Reproduce the records word for word, from their first line through the line containing "support-label-line1: Support [26, 685, 106, 708]".

Layout element annotations:
— start —
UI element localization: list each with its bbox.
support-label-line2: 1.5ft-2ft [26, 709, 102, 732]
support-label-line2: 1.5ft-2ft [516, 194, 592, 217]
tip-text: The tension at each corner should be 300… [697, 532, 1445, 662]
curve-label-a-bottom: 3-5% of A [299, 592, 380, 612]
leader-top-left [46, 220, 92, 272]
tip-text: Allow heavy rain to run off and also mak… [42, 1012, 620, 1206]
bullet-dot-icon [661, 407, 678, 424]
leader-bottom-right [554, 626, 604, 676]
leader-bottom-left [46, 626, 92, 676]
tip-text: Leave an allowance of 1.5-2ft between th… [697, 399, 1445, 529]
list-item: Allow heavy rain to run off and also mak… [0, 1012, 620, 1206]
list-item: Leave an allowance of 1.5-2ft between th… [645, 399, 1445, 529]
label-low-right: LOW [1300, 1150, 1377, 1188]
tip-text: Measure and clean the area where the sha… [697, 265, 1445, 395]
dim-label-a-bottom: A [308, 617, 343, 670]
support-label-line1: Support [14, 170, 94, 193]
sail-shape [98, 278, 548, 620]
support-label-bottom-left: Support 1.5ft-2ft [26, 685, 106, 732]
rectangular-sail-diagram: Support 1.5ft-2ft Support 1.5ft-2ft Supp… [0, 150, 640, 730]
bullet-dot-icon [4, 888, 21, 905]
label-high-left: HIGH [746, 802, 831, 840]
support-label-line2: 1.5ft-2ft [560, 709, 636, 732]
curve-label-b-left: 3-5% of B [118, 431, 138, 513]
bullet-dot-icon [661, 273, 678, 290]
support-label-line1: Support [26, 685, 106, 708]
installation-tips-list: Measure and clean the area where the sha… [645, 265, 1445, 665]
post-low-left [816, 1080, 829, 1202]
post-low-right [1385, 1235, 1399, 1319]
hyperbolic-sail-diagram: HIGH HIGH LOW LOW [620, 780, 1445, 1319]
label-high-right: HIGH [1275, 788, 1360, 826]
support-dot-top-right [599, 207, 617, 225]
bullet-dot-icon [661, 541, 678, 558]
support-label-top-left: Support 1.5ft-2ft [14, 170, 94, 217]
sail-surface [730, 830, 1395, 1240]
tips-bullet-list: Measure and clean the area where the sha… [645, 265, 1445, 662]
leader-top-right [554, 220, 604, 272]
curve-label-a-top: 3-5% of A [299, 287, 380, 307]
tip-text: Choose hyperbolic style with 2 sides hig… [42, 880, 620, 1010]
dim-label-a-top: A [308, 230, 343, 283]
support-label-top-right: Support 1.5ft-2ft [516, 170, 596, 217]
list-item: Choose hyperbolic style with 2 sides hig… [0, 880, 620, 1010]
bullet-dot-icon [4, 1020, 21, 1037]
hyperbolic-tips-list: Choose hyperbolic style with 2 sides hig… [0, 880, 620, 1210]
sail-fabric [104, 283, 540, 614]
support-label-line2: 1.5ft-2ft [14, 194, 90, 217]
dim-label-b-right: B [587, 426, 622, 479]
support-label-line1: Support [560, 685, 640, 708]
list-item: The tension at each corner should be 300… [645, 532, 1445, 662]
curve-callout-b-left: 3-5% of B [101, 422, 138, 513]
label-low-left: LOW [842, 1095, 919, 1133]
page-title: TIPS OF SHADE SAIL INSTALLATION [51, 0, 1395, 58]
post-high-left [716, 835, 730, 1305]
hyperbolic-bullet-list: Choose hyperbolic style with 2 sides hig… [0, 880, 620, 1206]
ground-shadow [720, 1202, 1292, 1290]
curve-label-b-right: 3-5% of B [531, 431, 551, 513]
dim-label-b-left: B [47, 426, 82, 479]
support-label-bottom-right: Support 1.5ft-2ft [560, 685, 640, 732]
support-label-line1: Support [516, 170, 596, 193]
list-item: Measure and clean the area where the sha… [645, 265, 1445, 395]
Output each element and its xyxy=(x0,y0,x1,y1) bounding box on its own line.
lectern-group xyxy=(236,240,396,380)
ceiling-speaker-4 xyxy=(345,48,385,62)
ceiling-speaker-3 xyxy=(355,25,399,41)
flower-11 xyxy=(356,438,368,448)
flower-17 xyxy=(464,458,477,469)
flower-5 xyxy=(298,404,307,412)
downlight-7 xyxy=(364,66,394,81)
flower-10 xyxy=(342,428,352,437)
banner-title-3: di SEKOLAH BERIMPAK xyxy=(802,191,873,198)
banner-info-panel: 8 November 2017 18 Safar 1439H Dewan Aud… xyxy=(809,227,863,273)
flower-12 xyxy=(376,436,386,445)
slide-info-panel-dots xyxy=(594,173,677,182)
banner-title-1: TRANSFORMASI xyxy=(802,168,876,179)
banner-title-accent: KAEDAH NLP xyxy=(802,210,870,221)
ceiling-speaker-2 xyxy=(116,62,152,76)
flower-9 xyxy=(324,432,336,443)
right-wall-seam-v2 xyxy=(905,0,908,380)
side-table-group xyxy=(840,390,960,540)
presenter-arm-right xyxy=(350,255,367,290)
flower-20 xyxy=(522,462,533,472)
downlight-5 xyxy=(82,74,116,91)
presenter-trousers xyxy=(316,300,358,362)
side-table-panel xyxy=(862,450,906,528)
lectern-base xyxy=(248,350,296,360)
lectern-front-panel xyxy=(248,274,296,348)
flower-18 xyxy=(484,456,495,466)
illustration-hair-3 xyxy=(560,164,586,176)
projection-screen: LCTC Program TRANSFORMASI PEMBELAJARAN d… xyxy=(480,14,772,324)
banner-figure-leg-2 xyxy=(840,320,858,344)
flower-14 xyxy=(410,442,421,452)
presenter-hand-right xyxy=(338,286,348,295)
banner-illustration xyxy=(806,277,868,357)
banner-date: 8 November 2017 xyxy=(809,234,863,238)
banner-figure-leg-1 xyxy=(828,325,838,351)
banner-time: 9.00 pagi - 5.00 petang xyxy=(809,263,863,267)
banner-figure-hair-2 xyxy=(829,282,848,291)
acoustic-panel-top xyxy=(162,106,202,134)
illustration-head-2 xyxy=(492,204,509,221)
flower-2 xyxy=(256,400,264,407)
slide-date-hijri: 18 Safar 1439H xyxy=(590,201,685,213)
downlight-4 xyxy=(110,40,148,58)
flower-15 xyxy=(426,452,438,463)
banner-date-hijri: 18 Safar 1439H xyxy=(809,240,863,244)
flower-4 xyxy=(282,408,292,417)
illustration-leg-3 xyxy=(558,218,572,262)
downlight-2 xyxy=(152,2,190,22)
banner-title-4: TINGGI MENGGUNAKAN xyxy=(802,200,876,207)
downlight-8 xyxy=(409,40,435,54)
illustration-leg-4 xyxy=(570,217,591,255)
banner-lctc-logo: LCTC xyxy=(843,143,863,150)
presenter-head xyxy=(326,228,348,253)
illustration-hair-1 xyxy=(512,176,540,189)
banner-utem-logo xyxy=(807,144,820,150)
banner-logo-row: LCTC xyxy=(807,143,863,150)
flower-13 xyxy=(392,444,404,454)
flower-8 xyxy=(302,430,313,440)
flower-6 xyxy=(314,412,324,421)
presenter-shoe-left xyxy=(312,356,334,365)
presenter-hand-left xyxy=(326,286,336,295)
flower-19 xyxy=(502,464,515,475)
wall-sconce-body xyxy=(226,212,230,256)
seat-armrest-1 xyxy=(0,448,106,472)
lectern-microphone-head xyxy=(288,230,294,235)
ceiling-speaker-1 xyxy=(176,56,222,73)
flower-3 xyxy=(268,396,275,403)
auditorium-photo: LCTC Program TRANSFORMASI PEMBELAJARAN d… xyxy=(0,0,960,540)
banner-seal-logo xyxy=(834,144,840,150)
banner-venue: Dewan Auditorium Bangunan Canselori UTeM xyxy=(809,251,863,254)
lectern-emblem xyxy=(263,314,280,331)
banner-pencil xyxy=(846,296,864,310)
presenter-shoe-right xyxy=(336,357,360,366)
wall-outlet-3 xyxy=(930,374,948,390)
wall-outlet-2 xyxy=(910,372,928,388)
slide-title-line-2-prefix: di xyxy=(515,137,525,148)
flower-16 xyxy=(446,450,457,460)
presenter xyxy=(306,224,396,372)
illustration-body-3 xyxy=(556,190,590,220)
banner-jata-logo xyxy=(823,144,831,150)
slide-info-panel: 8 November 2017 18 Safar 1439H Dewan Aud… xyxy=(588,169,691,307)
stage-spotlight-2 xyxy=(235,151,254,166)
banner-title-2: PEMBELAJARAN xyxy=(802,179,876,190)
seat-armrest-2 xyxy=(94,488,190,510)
— end —
Response:
UI element localization: list each with its bbox.
support-label-line2: 1.5ft-2ft [26, 709, 102, 732]
support-label-line2: 1.5ft-2ft [516, 194, 592, 217]
tip-text: The tension at each corner should be 300… [697, 532, 1445, 662]
curve-label-a-bottom: 3-5% of A [299, 592, 380, 612]
leader-top-left [46, 220, 92, 272]
tip-text: Allow heavy rain to run off and also mak… [42, 1012, 620, 1206]
bullet-dot-icon [661, 407, 678, 424]
leader-bottom-right [554, 626, 604, 676]
leader-bottom-left [46, 626, 92, 676]
tip-text: Leave an allowance of 1.5-2ft between th… [697, 399, 1445, 529]
list-item: Allow heavy rain to run off and also mak… [0, 1012, 620, 1206]
list-item: Leave an allowance of 1.5-2ft between th… [645, 399, 1445, 529]
label-low-right: LOW [1300, 1150, 1377, 1188]
tip-text: Measure and clean the area where the sha… [697, 265, 1445, 395]
dim-label-a-bottom: A [308, 617, 343, 670]
support-label-line1: Support [14, 170, 94, 193]
sail-shape [98, 278, 548, 620]
support-label-bottom-left: Support 1.5ft-2ft [26, 685, 106, 732]
rectangular-sail-diagram: Support 1.5ft-2ft Support 1.5ft-2ft Supp… [0, 150, 640, 730]
bullet-dot-icon [4, 888, 21, 905]
label-high-left: HIGH [746, 802, 831, 840]
support-label-line2: 1.5ft-2ft [560, 709, 636, 732]
curve-label-b-left: 3-5% of B [118, 431, 138, 513]
bullet-dot-icon [661, 273, 678, 290]
support-label-line1: Support [26, 685, 106, 708]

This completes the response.